(What the task requires): Write out the lines of the material exactly, from the line with "sidebar-item-label: Sconti (91, 605, 163, 632)" up to and including the line with "total-sales-value: 3.659,88 €".

┄┄┄┄┄┄

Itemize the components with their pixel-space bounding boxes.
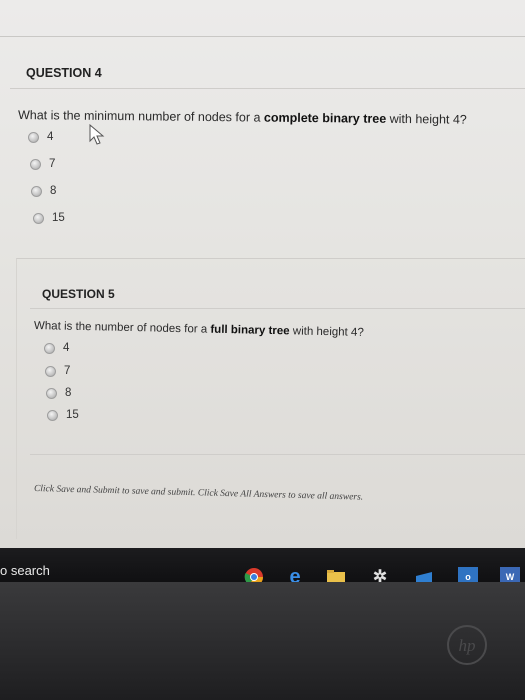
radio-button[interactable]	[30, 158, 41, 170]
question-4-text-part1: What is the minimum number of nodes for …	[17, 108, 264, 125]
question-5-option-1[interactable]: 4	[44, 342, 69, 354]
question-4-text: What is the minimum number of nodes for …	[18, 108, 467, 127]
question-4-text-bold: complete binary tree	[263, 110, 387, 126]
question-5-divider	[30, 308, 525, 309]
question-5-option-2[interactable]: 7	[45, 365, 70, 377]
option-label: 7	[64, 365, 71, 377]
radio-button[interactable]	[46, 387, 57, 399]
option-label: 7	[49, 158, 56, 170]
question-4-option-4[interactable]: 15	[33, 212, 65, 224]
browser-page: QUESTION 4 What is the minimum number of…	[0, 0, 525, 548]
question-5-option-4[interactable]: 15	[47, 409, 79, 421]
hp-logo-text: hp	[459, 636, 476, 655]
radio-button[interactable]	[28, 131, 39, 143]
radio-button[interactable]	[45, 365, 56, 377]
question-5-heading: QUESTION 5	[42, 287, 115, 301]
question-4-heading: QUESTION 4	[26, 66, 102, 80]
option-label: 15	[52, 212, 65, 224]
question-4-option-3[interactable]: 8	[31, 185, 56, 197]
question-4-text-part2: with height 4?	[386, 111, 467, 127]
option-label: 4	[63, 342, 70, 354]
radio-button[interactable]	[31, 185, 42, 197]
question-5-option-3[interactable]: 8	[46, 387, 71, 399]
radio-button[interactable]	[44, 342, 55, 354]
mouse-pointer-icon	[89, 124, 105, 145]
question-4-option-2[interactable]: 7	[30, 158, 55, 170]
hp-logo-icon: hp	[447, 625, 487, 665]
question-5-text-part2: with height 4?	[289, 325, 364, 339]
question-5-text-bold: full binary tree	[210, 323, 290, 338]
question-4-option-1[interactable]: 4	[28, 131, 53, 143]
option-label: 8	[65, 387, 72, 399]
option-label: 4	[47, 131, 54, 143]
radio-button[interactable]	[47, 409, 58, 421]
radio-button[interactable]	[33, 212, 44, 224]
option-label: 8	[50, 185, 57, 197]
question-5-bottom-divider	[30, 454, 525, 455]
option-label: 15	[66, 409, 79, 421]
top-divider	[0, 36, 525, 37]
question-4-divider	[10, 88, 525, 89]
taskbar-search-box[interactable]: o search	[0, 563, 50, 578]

┄┄┄┄┄┄

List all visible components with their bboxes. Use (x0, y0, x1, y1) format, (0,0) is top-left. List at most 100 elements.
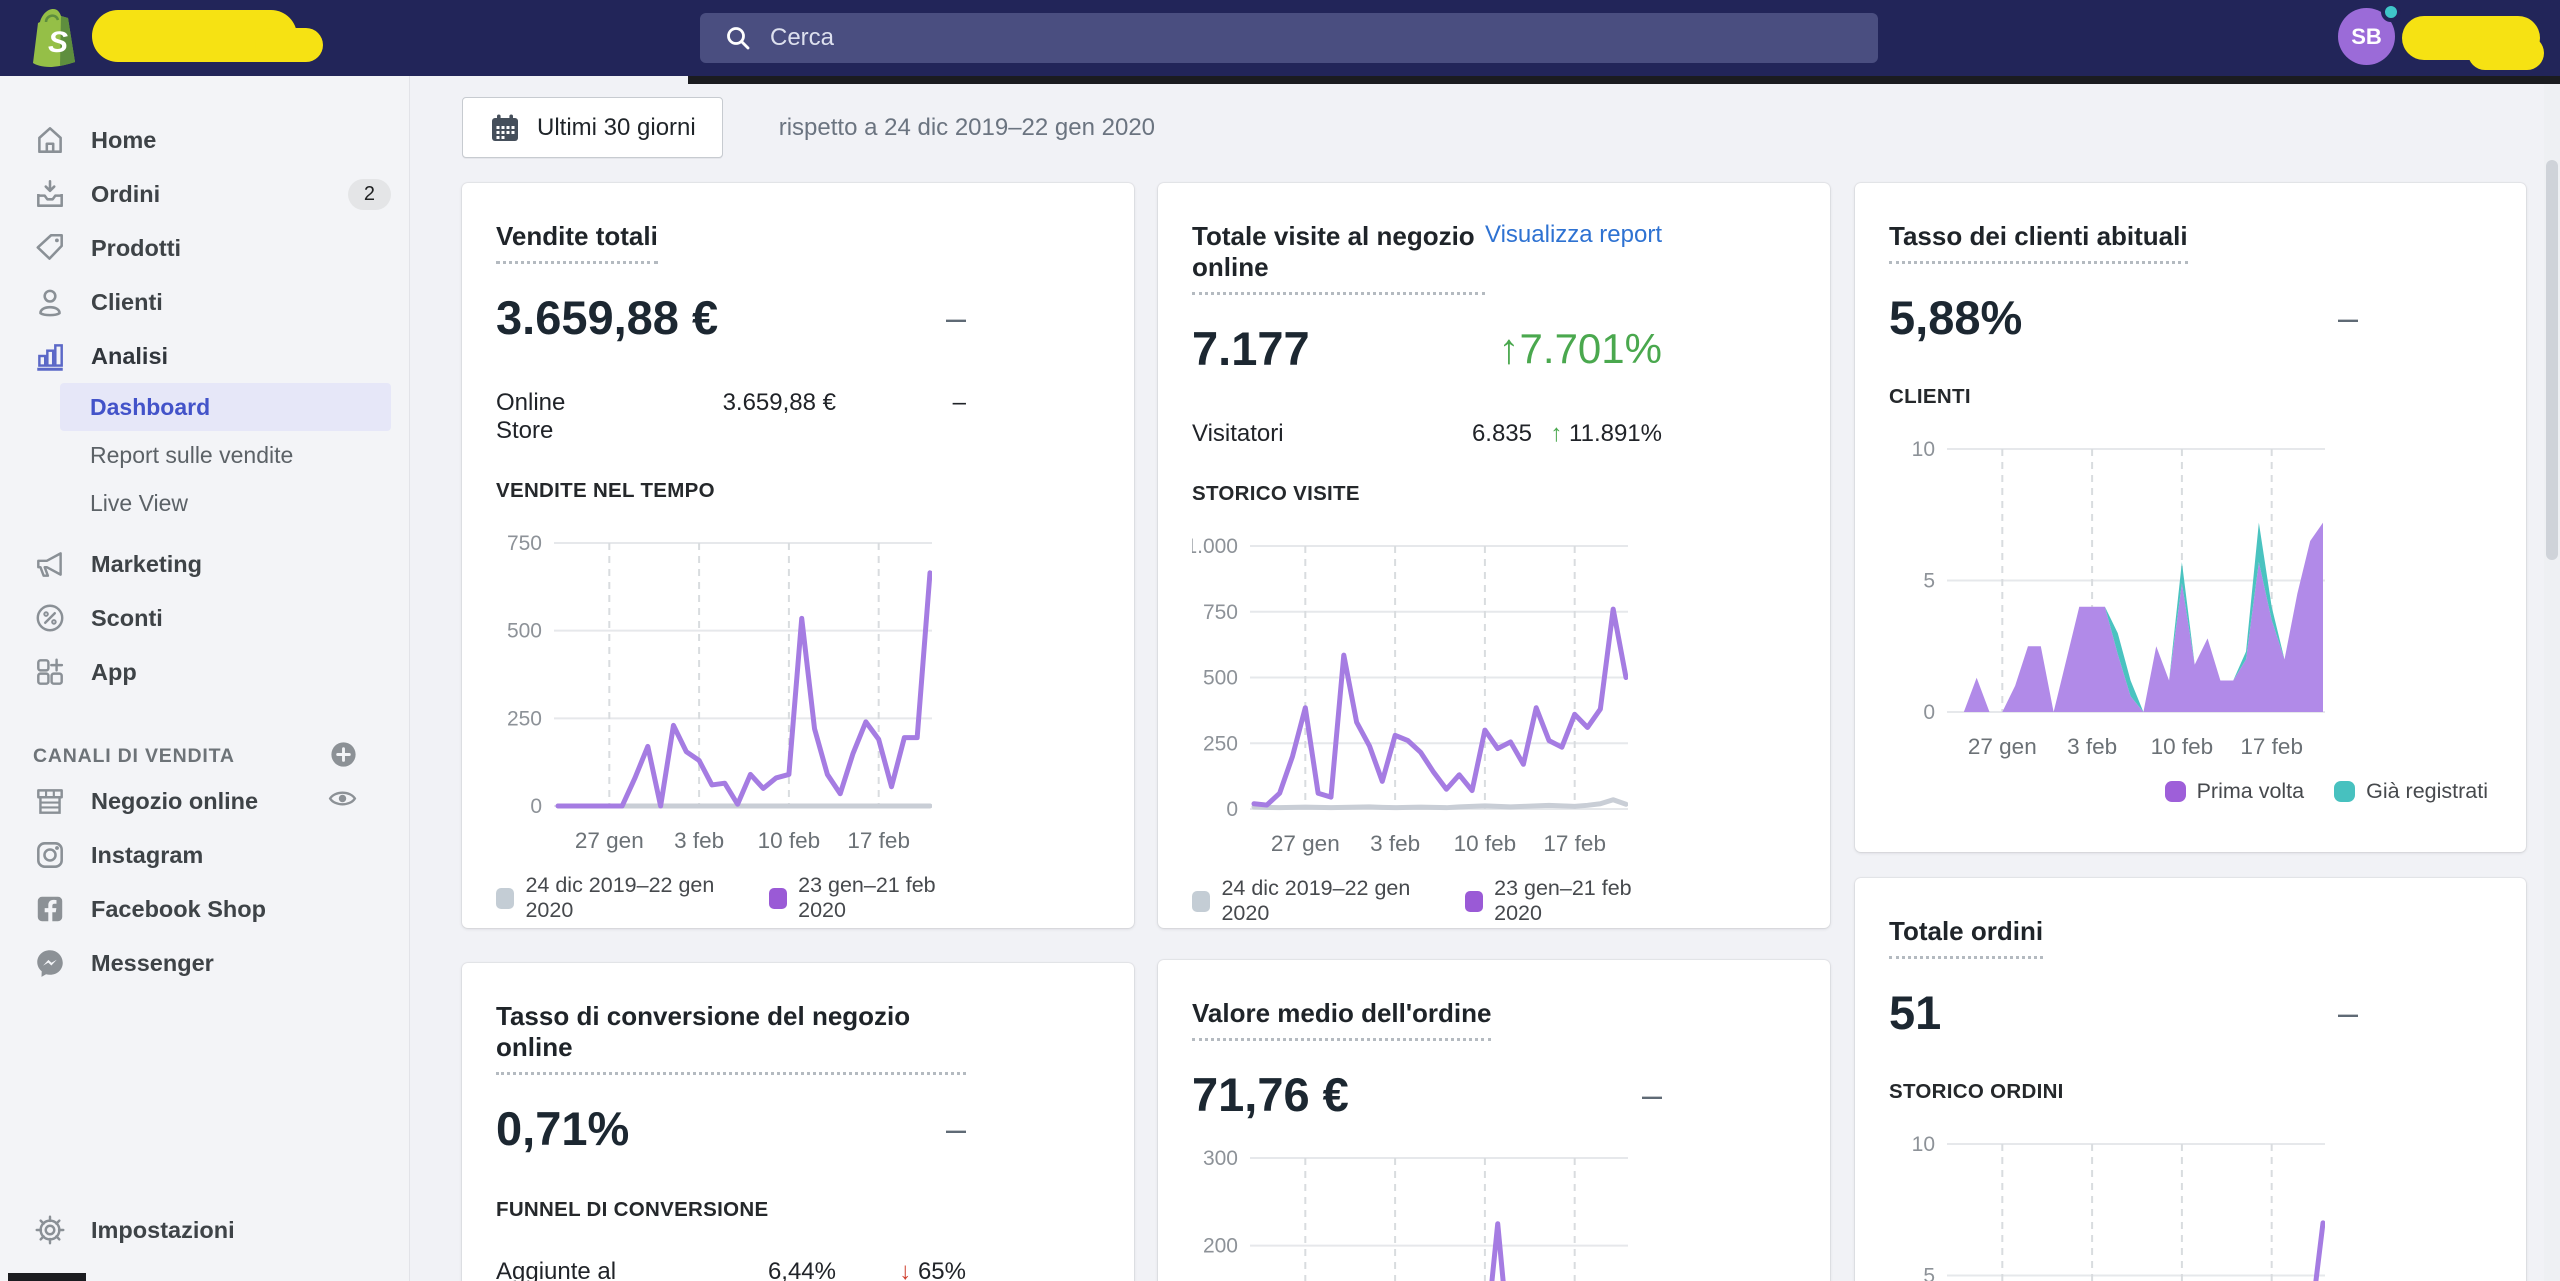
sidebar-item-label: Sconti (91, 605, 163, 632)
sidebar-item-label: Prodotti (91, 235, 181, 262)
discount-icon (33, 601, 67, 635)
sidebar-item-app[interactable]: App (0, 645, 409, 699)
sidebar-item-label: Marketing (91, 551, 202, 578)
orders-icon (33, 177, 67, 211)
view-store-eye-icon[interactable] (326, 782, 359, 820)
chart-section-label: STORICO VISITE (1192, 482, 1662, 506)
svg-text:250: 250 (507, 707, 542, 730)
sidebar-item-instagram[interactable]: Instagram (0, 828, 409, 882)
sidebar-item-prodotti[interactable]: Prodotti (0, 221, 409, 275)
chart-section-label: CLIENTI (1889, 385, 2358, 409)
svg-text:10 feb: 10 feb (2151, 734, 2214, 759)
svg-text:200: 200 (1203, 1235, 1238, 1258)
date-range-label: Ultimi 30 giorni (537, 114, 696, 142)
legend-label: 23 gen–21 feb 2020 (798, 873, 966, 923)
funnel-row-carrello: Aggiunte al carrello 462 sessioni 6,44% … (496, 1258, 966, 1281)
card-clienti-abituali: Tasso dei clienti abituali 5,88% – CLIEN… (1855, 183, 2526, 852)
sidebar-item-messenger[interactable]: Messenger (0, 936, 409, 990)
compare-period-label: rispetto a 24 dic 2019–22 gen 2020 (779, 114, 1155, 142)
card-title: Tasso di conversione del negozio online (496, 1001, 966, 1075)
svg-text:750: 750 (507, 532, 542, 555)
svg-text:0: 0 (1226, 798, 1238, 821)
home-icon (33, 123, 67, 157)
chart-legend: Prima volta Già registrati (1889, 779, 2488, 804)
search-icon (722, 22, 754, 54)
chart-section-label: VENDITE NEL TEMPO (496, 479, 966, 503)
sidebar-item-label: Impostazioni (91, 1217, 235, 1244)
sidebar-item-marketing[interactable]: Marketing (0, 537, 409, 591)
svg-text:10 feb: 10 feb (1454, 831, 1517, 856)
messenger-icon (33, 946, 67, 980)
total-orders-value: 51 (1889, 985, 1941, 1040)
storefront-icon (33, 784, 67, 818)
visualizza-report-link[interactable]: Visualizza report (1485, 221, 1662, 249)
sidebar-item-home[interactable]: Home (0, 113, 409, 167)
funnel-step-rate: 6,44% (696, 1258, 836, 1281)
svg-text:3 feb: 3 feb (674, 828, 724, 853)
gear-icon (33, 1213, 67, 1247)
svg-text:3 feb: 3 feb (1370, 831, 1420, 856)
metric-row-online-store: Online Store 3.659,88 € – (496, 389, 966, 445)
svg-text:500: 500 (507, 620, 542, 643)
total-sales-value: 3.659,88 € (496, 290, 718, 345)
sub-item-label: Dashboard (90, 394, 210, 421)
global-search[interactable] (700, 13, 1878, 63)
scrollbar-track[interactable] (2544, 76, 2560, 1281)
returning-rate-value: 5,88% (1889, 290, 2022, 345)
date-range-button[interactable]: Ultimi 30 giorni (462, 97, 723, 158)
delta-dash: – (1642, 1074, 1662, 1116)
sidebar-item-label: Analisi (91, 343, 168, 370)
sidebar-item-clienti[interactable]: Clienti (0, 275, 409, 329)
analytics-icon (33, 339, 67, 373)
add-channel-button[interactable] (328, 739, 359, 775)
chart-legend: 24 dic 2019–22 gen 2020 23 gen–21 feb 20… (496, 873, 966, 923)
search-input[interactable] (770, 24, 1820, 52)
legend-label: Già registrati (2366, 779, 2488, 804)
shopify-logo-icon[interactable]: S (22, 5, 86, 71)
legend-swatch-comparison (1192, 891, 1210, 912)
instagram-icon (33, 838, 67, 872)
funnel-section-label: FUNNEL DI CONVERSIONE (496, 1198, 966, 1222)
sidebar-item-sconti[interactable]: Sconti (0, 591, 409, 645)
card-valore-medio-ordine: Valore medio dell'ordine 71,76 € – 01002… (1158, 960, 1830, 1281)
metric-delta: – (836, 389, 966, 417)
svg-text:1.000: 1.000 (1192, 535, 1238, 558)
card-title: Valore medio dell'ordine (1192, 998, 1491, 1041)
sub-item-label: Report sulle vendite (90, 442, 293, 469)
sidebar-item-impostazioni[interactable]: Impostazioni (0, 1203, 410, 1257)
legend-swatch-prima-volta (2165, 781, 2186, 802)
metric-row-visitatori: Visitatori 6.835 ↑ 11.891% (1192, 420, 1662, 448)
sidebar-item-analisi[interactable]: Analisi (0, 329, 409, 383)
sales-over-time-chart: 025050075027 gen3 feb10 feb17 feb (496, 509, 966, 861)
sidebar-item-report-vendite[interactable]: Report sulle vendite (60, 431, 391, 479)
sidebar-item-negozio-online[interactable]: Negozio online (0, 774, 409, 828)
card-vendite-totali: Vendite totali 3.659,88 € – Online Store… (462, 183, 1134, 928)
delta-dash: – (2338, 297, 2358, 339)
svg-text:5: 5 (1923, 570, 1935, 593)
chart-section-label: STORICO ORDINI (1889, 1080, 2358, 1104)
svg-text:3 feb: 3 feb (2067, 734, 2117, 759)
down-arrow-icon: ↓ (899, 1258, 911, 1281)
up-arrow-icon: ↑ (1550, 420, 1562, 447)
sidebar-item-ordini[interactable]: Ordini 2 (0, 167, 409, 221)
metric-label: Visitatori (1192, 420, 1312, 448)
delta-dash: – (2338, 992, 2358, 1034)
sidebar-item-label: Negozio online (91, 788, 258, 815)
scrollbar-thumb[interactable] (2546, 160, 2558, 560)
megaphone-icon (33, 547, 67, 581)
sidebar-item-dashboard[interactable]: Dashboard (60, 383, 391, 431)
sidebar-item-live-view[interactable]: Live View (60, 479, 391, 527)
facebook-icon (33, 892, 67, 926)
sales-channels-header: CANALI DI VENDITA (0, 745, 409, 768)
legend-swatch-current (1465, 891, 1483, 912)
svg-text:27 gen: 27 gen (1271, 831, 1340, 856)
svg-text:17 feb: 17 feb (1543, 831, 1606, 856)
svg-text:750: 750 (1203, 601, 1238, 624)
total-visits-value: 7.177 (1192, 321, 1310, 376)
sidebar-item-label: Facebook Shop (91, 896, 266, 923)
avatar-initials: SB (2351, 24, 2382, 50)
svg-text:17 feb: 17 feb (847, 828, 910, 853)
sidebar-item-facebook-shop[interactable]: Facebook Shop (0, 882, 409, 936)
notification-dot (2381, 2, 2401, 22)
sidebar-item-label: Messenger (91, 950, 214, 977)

┄┄┄┄┄┄

(Response to the task):
sidebar-item-label: Sconti (91, 605, 163, 632)
sidebar-item-label: Prodotti (91, 235, 181, 262)
discount-icon (33, 601, 67, 635)
sidebar-item-app[interactable]: App (0, 645, 409, 699)
sidebar-item-label: Marketing (91, 551, 202, 578)
orders-icon (33, 177, 67, 211)
view-store-eye-icon[interactable] (326, 782, 359, 820)
chart-section-label: STORICO VISITE (1192, 482, 1662, 506)
svg-text:250: 250 (507, 707, 542, 730)
sidebar-item-instagram[interactable]: Instagram (0, 828, 409, 882)
sidebar-item-prodotti[interactable]: Prodotti (0, 221, 409, 275)
chart-section-label: CLIENTI (1889, 385, 2358, 409)
svg-text:10 feb: 10 feb (2151, 734, 2214, 759)
svg-text:200: 200 (1203, 1235, 1238, 1258)
date-range-label: Ultimi 30 giorni (537, 114, 696, 142)
legend-label: 23 gen–21 feb 2020 (798, 873, 966, 923)
funnel-row-carrello: Aggiunte al carrello 462 sessioni 6,44% … (496, 1258, 966, 1281)
card-clienti-abituali: Tasso dei clienti abituali 5,88% – CLIEN… (1855, 183, 2526, 852)
sidebar-item-messenger[interactable]: Messenger (0, 936, 409, 990)
compare-period-label: rispetto a 24 dic 2019–22 gen 2020 (779, 114, 1155, 142)
card-title: Tasso di conversione del negozio online (496, 1001, 966, 1075)
svg-text:750: 750 (507, 532, 542, 555)
svg-text:0: 0 (1226, 798, 1238, 821)
home-icon (33, 123, 67, 157)
chart-legend: Prima volta Già registrati (1889, 779, 2488, 804)
search-icon (722, 22, 754, 54)
chart-section-label: VENDITE NEL TEMPO (496, 479, 966, 503)
sidebar-item-label: Impostazioni (91, 1217, 235, 1244)
sidebar-item-marketing[interactable]: Marketing (0, 537, 409, 591)
svg-text:10 feb: 10 feb (1454, 831, 1517, 856)
messenger-icon (33, 946, 67, 980)
total-orders-value: 51 (1889, 985, 1941, 1040)
storefront-icon (33, 784, 67, 818)
visualizza-report-link[interactable]: Visualizza report (1485, 221, 1662, 249)
sidebar-item-home[interactable]: Home (0, 113, 409, 167)
funnel-step-rate: 6,44% (696, 1258, 836, 1281)
svg-text:3 feb: 3 feb (674, 828, 724, 853)
gear-icon (33, 1213, 67, 1247)
svg-text:3 feb: 3 feb (1370, 831, 1420, 856)
metric-row-online-store: Online Store 3.659,88 € – (496, 389, 966, 445)
svg-text:500: 500 (507, 620, 542, 643)
total-sales-value: 3.659,88 € (496, 290, 718, 345)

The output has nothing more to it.